----- RECORDS FOR THIS EXERCISE

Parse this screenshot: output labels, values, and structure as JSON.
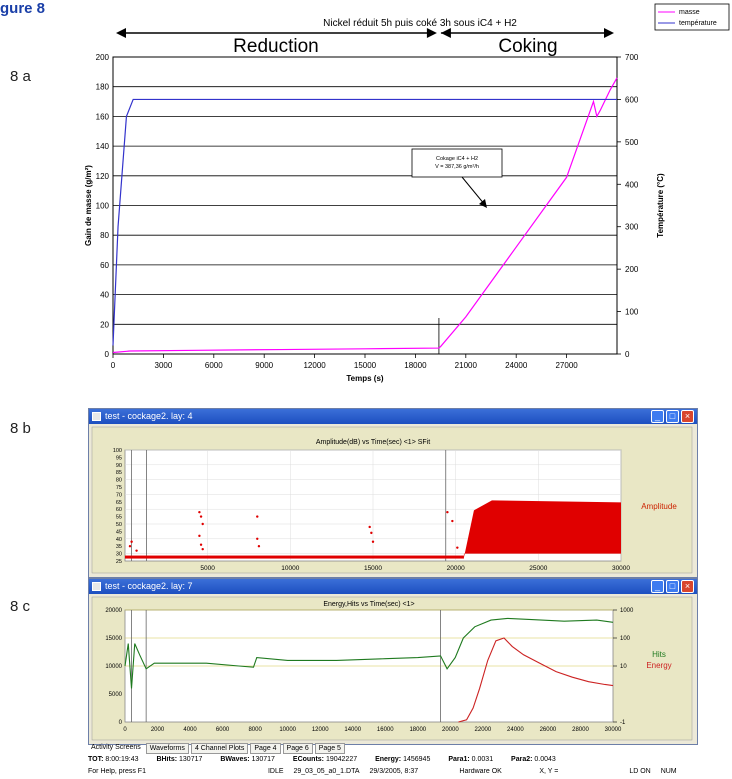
{
  "heading": "gure 8",
  "panel_labels": {
    "a": "8 a",
    "b": "8 b",
    "c": "8 c"
  },
  "chart_data": [
    {
      "type": "line",
      "panel": "8 a",
      "title": "Nickel réduit 5h puis coké 3h sous iC4 + H2",
      "phase_labels": [
        "Reduction",
        "Coking"
      ],
      "xlabel": "Temps (s)",
      "ylabel": "Gain de masse (g/m²)",
      "y2label": "Température (°C)",
      "xlim": [
        0,
        30000
      ],
      "ylim": [
        0,
        200
      ],
      "y2lim": [
        0,
        700
      ],
      "xticks": [
        "0",
        "3000",
        "6000",
        "9000",
        "12000",
        "15000",
        "18000",
        "21000",
        "24000",
        "27000"
      ],
      "yticks": [
        "0",
        "20",
        "40",
        "60",
        "80",
        "100",
        "120",
        "140",
        "160",
        "180",
        "200"
      ],
      "y2ticks": [
        "0",
        "100",
        "200",
        "300",
        "400",
        "500",
        "600",
        "700"
      ],
      "grid": true,
      "legend": {
        "position": "top-right",
        "entries": [
          "masse",
          "température"
        ]
      },
      "annotation": {
        "lines": [
          "Cokage iC4 + H2",
          "V = 387,36 g/m²/h"
        ]
      },
      "series": [
        {
          "name": "masse",
          "color": "#ff00ff",
          "axis": "y",
          "x": [
            0,
            1000,
            5000,
            10000,
            15000,
            19400,
            19500,
            21000,
            24000,
            27000,
            28600,
            28800,
            29000,
            29600,
            30000
          ],
          "y": [
            1,
            2,
            2.5,
            3,
            3.5,
            4,
            5,
            25,
            72,
            119,
            170,
            160,
            164,
            178,
            186
          ]
        },
        {
          "name": "température",
          "color": "#3333cc",
          "axis": "y2",
          "x": [
            0,
            300,
            800,
            1200,
            1500,
            19500,
            30000
          ],
          "y": [
            20,
            300,
            560,
            600,
            600,
            600,
            600
          ]
        }
      ]
    },
    {
      "type": "scatter",
      "panel": "8 b",
      "window_title": "test - cockage2. lay: 4",
      "title": "Amplitude(dB) vs Time(sec) <1> SFit",
      "side_label": "Amplitude",
      "xlim": [
        0,
        30000
      ],
      "ylim": [
        25,
        100
      ],
      "xticks": [
        "5000",
        "10000",
        "15000",
        "20000",
        "25000",
        "30000"
      ],
      "yticks": [
        "25",
        "30",
        "35",
        "40",
        "45",
        "50",
        "55",
        "60",
        "65",
        "70",
        "75",
        "80",
        "85",
        "90",
        "95",
        "100"
      ],
      "color": "#e00000",
      "markers_x": [
        400,
        1300,
        19400
      ],
      "sparse_points": [
        [
          300,
          35
        ],
        [
          400,
          38
        ],
        [
          700,
          32
        ],
        [
          4500,
          58
        ],
        [
          4600,
          55
        ],
        [
          4700,
          50
        ],
        [
          4500,
          42
        ],
        [
          4600,
          36
        ],
        [
          4700,
          33
        ],
        [
          8000,
          55
        ],
        [
          8000,
          40
        ],
        [
          8100,
          35
        ],
        [
          14800,
          48
        ],
        [
          14900,
          44
        ],
        [
          15000,
          38
        ],
        [
          19500,
          58
        ],
        [
          19800,
          52
        ],
        [
          20100,
          34
        ]
      ],
      "dense_region": {
        "baseline": 28,
        "x_start": 20500,
        "x_end": 30000,
        "y_top": 66,
        "y_bottom": 30
      }
    },
    {
      "type": "line",
      "panel": "8 c",
      "window_title": "test - cockage2. lay: 7",
      "title": "Energy,Hits vs Time(sec) <1>",
      "side_labels": [
        "Hits",
        "Energy"
      ],
      "xlim": [
        0,
        30000
      ],
      "ylim": [
        0,
        20000
      ],
      "y2log": [
        0.1,
        1000
      ],
      "xticks": [
        "0",
        "2000",
        "4000",
        "6000",
        "8000",
        "10000",
        "12000",
        "14000",
        "16000",
        "18000",
        "20000",
        "22000",
        "24000",
        "26000",
        "28000",
        "30000"
      ],
      "yticks": [
        "0",
        "5000",
        "10000",
        "15000",
        "20000"
      ],
      "y2ticks": [
        "-1",
        "10",
        "100",
        "1000"
      ],
      "markers_x": [
        400,
        1300,
        19400
      ],
      "series": [
        {
          "name": "Hits",
          "color": "#1f7a1f",
          "x": [
            0,
            200,
            400,
            600,
            900,
            1300,
            1800,
            3000,
            5000,
            7000,
            7900,
            8100,
            10000,
            13000,
            16000,
            18000,
            19400,
            19800,
            20300,
            20800,
            21500,
            22500,
            23500,
            25000,
            27000,
            29000,
            30000
          ],
          "y": [
            10000,
            14000,
            6000,
            14000,
            12000,
            9500,
            10500,
            10500,
            10500,
            10000,
            9800,
            11500,
            11000,
            11000,
            11300,
            11500,
            11800,
            9500,
            11500,
            15000,
            17000,
            18200,
            18500,
            18300,
            18000,
            18200,
            17800
          ]
        },
        {
          "name": "Energy",
          "color": "#cc2222",
          "x": [
            20500,
            21000,
            21400,
            21800,
            22300,
            22800,
            23300,
            23800,
            24500,
            25500,
            26500,
            27500,
            28500,
            29500,
            30000
          ],
          "y": [
            0,
            400,
            2500,
            6000,
            11000,
            14500,
            15000,
            13500,
            12000,
            10500,
            9000,
            8000,
            7200,
            6700,
            6500
          ]
        }
      ]
    }
  ],
  "window_b": {
    "title": "test - cockage2. lay: 4"
  },
  "window_c": {
    "title": "test - cockage2. lay: 7"
  },
  "tabs": [
    "Activity Screens",
    "Waveforms",
    "4 Channel Plots",
    "Page 4",
    "Page 6",
    "Page 5"
  ],
  "status": {
    "tot_label": "TOT:",
    "tot": "8:00:19:43",
    "bhits_label": "BHits:",
    "bhits": "130717",
    "bwaves_label": "BWaves:",
    "bwaves": "130717",
    "ecounts_label": "ECounts:",
    "ecounts": "19042227",
    "energy_label": "Energy:",
    "energy": "1456945",
    "para1_label": "Para1:",
    "para1": "0.0031",
    "para2_label": "Para2:",
    "para2": "0.0043",
    "help": "For Help, press F1",
    "state": "IDLE",
    "file": "29_03_05_a0_1.DTA",
    "date": "29/3/2005, 8:37",
    "hardware": "Hardware OK",
    "xy": "X, Y =",
    "ld": "LD ON",
    "num": "NUM"
  }
}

----------

THE EXERCISE:
Copy out every line of the material above exactly, skipping the pictures.

WRITTEN SOLUTION:
Parse this screenshot: output labels, values, and structure as JSON.
{
  "heading": "gure 8",
  "panel_labels": {
    "a": "8 a",
    "b": "8 b",
    "c": "8 c"
  },
  "chart_data": [
    {
      "type": "line",
      "panel": "8 a",
      "title": "Nickel réduit 5h puis coké 3h sous iC4 + H2",
      "phase_labels": [
        "Reduction",
        "Coking"
      ],
      "xlabel": "Temps (s)",
      "ylabel": "Gain de masse (g/m²)",
      "y2label": "Température (°C)",
      "xlim": [
        0,
        30000
      ],
      "ylim": [
        0,
        200
      ],
      "y2lim": [
        0,
        700
      ],
      "xticks": [
        "0",
        "3000",
        "6000",
        "9000",
        "12000",
        "15000",
        "18000",
        "21000",
        "24000",
        "27000"
      ],
      "yticks": [
        "0",
        "20",
        "40",
        "60",
        "80",
        "100",
        "120",
        "140",
        "160",
        "180",
        "200"
      ],
      "y2ticks": [
        "0",
        "100",
        "200",
        "300",
        "400",
        "500",
        "600",
        "700"
      ],
      "grid": true,
      "legend": {
        "position": "top-right",
        "entries": [
          "masse",
          "température"
        ]
      },
      "annotation": {
        "lines": [
          "Cokage iC4 + H2",
          "V = 387,36 g/m²/h"
        ]
      },
      "series": [
        {
          "name": "masse",
          "color": "#ff00ff",
          "axis": "y",
          "x": [
            0,
            1000,
            5000,
            10000,
            15000,
            19400,
            19500,
            21000,
            24000,
            27000,
            28600,
            28800,
            29000,
            29600,
            30000
          ],
          "y": [
            1,
            2,
            2.5,
            3,
            3.5,
            4,
            5,
            25,
            72,
            119,
            170,
            160,
            164,
            178,
            186
          ]
        },
        {
          "name": "température",
          "color": "#3333cc",
          "axis": "y2",
          "x": [
            0,
            300,
            800,
            1200,
            1500,
            19500,
            30000
          ],
          "y": [
            20,
            300,
            560,
            600,
            600,
            600,
            600
          ]
        }
      ]
    },
    {
      "type": "scatter",
      "panel": "8 b",
      "window_title": "test - cockage2. lay: 4",
      "title": "Amplitude(dB) vs Time(sec) <1> SFit",
      "side_label": "Amplitude",
      "xlim": [
        0,
        30000
      ],
      "ylim": [
        25,
        100
      ],
      "xticks": [
        "5000",
        "10000",
        "15000",
        "20000",
        "25000",
        "30000"
      ],
      "yticks": [
        "25",
        "30",
        "35",
        "40",
        "45",
        "50",
        "55",
        "60",
        "65",
        "70",
        "75",
        "80",
        "85",
        "90",
        "95",
        "100"
      ],
      "color": "#e00000",
      "markers_x": [
        400,
        1300,
        19400
      ],
      "sparse_points": [
        [
          300,
          35
        ],
        [
          400,
          38
        ],
        [
          700,
          32
        ],
        [
          4500,
          58
        ],
        [
          4600,
          55
        ],
        [
          4700,
          50
        ],
        [
          4500,
          42
        ],
        [
          4600,
          36
        ],
        [
          4700,
          33
        ],
        [
          8000,
          55
        ],
        [
          8000,
          40
        ],
        [
          8100,
          35
        ],
        [
          14800,
          48
        ],
        [
          14900,
          44
        ],
        [
          15000,
          38
        ],
        [
          19500,
          58
        ],
        [
          19800,
          52
        ],
        [
          20100,
          34
        ]
      ],
      "dense_region": {
        "baseline": 28,
        "x_start": 20500,
        "x_end": 30000,
        "y_top": 66,
        "y_bottom": 30
      }
    },
    {
      "type": "line",
      "panel": "8 c",
      "window_title": "test - cockage2. lay: 7",
      "title": "Energy,Hits vs Time(sec) <1>",
      "side_labels": [
        "Hits",
        "Energy"
      ],
      "xlim": [
        0,
        30000
      ],
      "ylim": [
        0,
        20000
      ],
      "y2log": [
        0.1,
        1000
      ],
      "xticks": [
        "0",
        "2000",
        "4000",
        "6000",
        "8000",
        "10000",
        "12000",
        "14000",
        "16000",
        "18000",
        "20000",
        "22000",
        "24000",
        "26000",
        "28000",
        "30000"
      ],
      "yticks": [
        "0",
        "5000",
        "10000",
        "15000",
        "20000"
      ],
      "y2ticks": [
        "-1",
        "10",
        "100",
        "1000"
      ],
      "markers_x": [
        400,
        1300,
        19400
      ],
      "series": [
        {
          "name": "Hits",
          "color": "#1f7a1f",
          "x": [
            0,
            200,
            400,
            600,
            900,
            1300,
            1800,
            3000,
            5000,
            7000,
            7900,
            8100,
            10000,
            13000,
            16000,
            18000,
            19400,
            19800,
            20300,
            20800,
            21500,
            22500,
            23500,
            25000,
            27000,
            29000,
            30000
          ],
          "y": [
            10000,
            14000,
            6000,
            14000,
            12000,
            9500,
            10500,
            10500,
            10500,
            10000,
            9800,
            11500,
            11000,
            11000,
            11300,
            11500,
            11800,
            9500,
            11500,
            15000,
            17000,
            18200,
            18500,
            18300,
            18000,
            18200,
            17800
          ]
        },
        {
          "name": "Energy",
          "color": "#cc2222",
          "x": [
            20500,
            21000,
            21400,
            21800,
            22300,
            22800,
            23300,
            23800,
            24500,
            25500,
            26500,
            27500,
            28500,
            29500,
            30000
          ],
          "y": [
            0,
            400,
            2500,
            6000,
            11000,
            14500,
            15000,
            13500,
            12000,
            10500,
            9000,
            8000,
            7200,
            6700,
            6500
          ]
        }
      ]
    }
  ],
  "window_b": {
    "title": "test - cockage2. lay: 4"
  },
  "window_c": {
    "title": "test - cockage2. lay: 7"
  },
  "tabs": [
    "Activity Screens",
    "Waveforms",
    "4 Channel Plots",
    "Page 4",
    "Page 6",
    "Page 5"
  ],
  "status": {
    "tot_label": "TOT:",
    "tot": "8:00:19:43",
    "bhits_label": "BHits:",
    "bhits": "130717",
    "bwaves_label": "BWaves:",
    "bwaves": "130717",
    "ecounts_label": "ECounts:",
    "ecounts": "19042227",
    "energy_label": "Energy:",
    "energy": "1456945",
    "para1_label": "Para1:",
    "para1": "0.0031",
    "para2_label": "Para2:",
    "para2": "0.0043",
    "help": "For Help, press F1",
    "state": "IDLE",
    "file": "29_03_05_a0_1.DTA",
    "date": "29/3/2005, 8:37",
    "hardware": "Hardware OK",
    "xy": "X, Y =",
    "ld": "LD ON",
    "num": "NUM"
  }
}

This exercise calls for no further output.